Task directions >>
Using the entries that follow, collect the lines where the word "urodzin" appears.
-- Start Provided material --
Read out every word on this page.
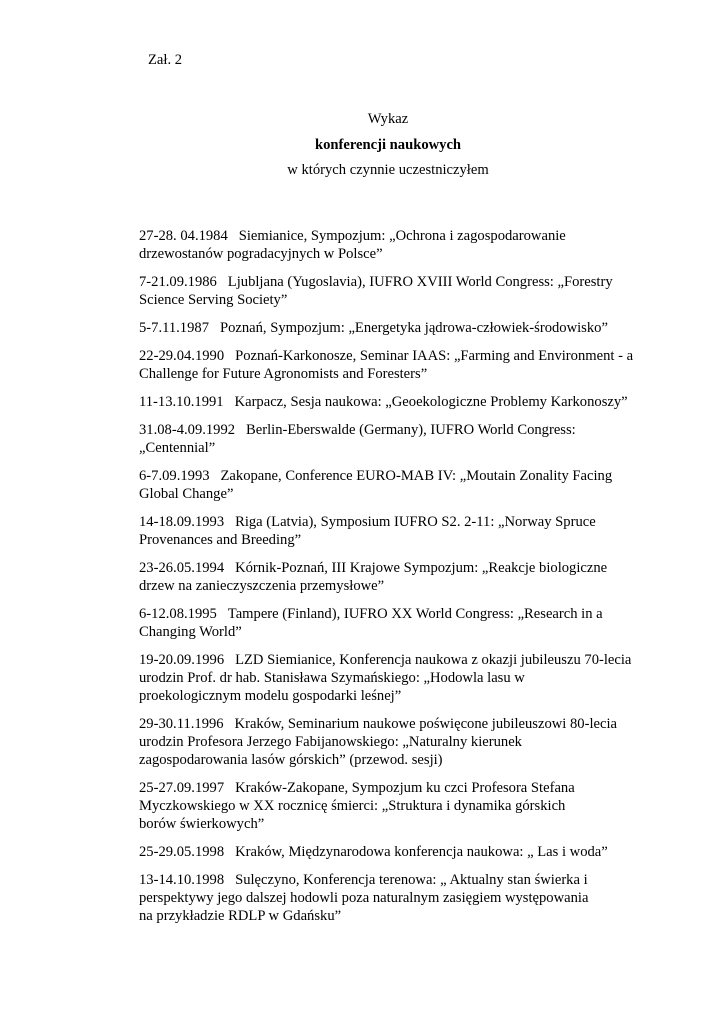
Zał. 2
Wykaz
konferencji naukowych
w których czynnie uczestniczyłem
27-28. 04.1984 Siemianice, Sympozjum: „Ochrona i zagospodarowanie
drzewostanów pogradacyjnych w Polsce”
7-21.09.1986 Ljubljana (Yugoslavia), IUFRO XVIII World Congress: „Forestry
Science Serving Society”
5-7.11.1987 Poznań, Sympozjum: „Energetyka jądrowa-człowiek-środowisko”
22-29.04.1990 Poznań-Karkonosze, Seminar IAAS: „Farming and Environment - a
Challenge for Future Agronomists and Foresters”
11-13.10.1991 Karpacz, Sesja naukowa: „Geoekologiczne Problemy Karkonoszy”
31.08-4.09.1992 Berlin-Eberswalde (Germany), IUFRO World Congress:
„Centennial”
6-7.09.1993 Zakopane, Conference EURO-MAB IV: „Moutain Zonality Facing
Global Change”
14-18.09.1993 Riga (Latvia), Symposium IUFRO S2. 2-11: „Norway Spruce
Provenances and Breeding”
23-26.05.1994 Kórnik-Poznań, III Krajowe Sympozjum: „Reakcje biologiczne
drzew na zanieczyszczenia przemysłowe”
6-12.08.1995 Tampere (Finland), IUFRO XX World Congress: „Research in a
Changing World”
19-20.09.1996 LZD Siemianice, Konferencja naukowa z okazji jubileuszu 70-lecia
urodzin Prof. dr hab. Stanisława Szymańskiego: „Hodowla lasu w
proekologicznym modelu gospodarki leśnej”
29-30.11.1996 Kraków, Seminarium naukowe poświęcone jubileuszowi 80-lecia
urodzin Profesora Jerzego Fabijanowskiego: „Naturalny kierunek
zagospodarowania lasów górskich” (przewod. sesji)
25-27.09.1997 Kraków-Zakopane, Sympozjum ku czci Profesora Stefana
Myczkowskiego w XX rocznicę śmierci: „Struktura i dynamika górskich
borów świerkowych”
25-29.05.1998 Kraków, Międzynarodowa konferencja naukowa: „ Las i woda”
13-14.10.1998 Sulęczyno, Konferencja terenowa: „ Aktualny stan świerka i
perspektywy jego dalszej hodowli poza naturalnym zasięgiem występowania
na przykładzie RDLP w Gdańsku”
-- End Provided material --
Full response >>
urodzin Prof. dr hab. Stanisława Szymańskiego: „Hodowla lasu w
urodzin Profesora Jerzego Fabijanowskiego: „Naturalny kierunek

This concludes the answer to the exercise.